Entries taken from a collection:
____________________

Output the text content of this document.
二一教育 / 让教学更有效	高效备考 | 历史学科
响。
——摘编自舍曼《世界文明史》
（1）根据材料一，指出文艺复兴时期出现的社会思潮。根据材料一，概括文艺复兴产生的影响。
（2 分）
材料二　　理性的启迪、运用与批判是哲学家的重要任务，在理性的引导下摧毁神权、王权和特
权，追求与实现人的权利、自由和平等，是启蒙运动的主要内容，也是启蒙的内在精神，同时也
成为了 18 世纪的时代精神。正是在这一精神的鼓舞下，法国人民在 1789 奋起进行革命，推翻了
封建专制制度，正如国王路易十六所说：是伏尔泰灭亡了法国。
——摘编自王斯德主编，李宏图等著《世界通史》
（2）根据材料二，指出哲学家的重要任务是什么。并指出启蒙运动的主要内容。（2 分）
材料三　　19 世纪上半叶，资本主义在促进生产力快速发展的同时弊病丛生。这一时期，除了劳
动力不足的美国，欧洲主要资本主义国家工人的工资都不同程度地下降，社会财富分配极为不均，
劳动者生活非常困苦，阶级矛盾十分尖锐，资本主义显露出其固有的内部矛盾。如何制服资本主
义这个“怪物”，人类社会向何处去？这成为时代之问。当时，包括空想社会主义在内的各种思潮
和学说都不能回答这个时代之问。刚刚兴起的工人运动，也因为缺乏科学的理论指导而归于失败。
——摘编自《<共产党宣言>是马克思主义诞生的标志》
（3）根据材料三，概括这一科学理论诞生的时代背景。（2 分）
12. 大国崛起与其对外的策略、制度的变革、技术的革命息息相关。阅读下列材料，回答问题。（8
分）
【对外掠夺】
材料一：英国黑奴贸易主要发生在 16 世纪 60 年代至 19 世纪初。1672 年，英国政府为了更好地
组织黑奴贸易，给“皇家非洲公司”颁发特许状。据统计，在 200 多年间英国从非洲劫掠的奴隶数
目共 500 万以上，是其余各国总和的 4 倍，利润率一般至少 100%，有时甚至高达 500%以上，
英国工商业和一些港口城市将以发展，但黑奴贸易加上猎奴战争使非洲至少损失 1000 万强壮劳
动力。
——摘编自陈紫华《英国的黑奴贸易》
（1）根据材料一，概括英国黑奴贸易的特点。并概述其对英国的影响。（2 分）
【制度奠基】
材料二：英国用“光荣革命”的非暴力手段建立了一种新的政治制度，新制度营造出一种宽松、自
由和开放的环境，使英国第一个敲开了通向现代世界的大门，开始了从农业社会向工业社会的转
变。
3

____________________

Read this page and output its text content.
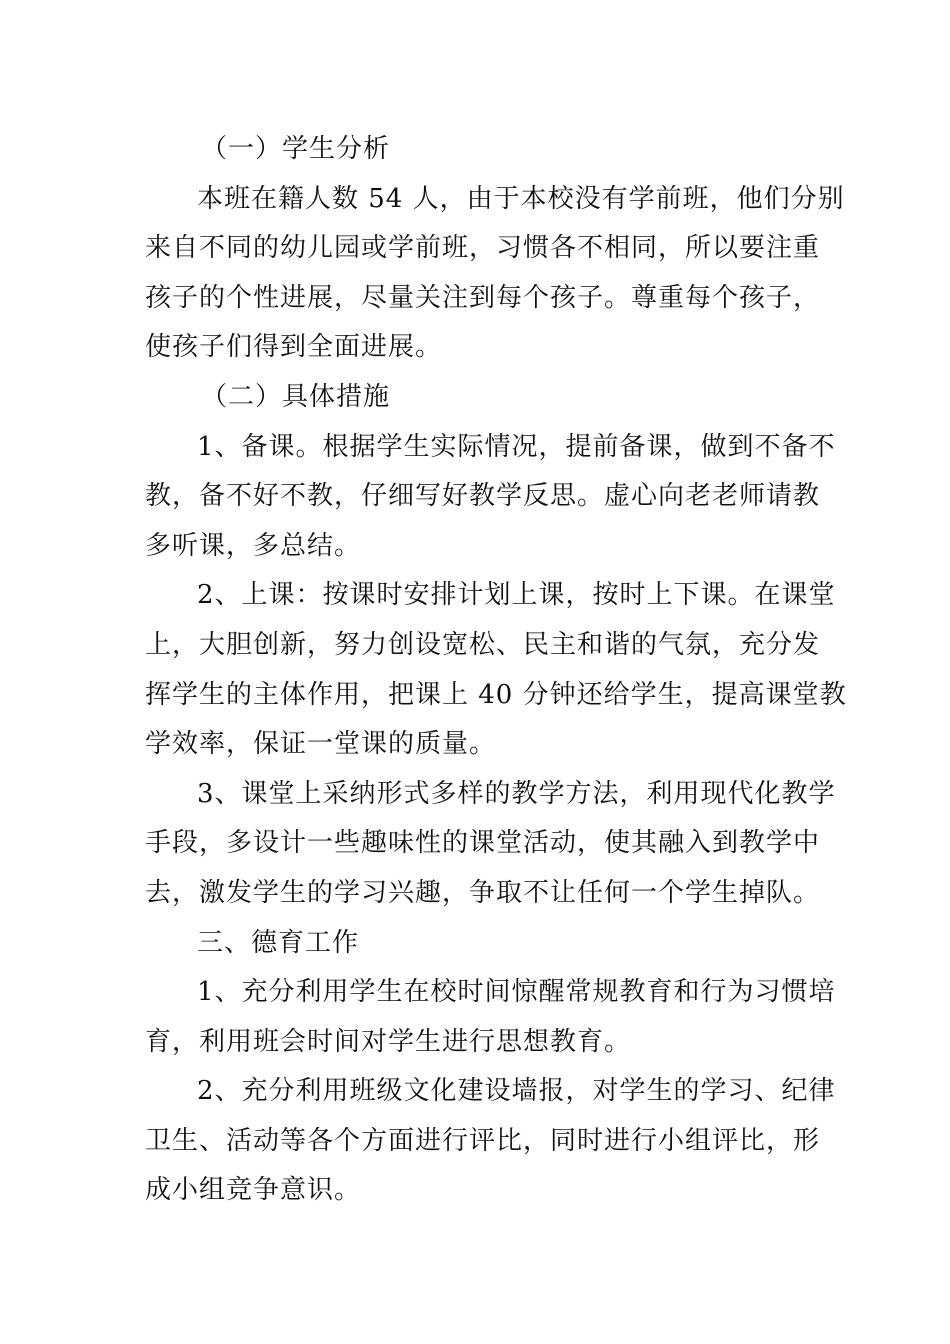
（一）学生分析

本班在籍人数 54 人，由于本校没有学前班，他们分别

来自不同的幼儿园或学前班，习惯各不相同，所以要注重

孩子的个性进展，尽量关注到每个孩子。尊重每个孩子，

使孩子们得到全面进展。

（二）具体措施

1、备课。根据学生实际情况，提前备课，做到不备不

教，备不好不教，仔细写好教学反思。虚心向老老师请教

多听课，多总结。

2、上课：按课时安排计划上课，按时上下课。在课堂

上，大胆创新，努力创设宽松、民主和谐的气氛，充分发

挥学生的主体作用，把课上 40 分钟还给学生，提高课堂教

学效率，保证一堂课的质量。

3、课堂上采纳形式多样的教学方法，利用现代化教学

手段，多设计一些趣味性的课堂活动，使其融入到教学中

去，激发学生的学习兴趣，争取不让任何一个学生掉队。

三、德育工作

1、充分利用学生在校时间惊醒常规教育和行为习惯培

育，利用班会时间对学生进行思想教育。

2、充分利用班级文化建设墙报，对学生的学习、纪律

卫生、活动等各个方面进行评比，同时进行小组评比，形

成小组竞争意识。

____________________

Exercise objective
Scan the listing above for the word "this" and show each line where it is found.

Correct result
Output the text content of this document.
Read this page and output its text content.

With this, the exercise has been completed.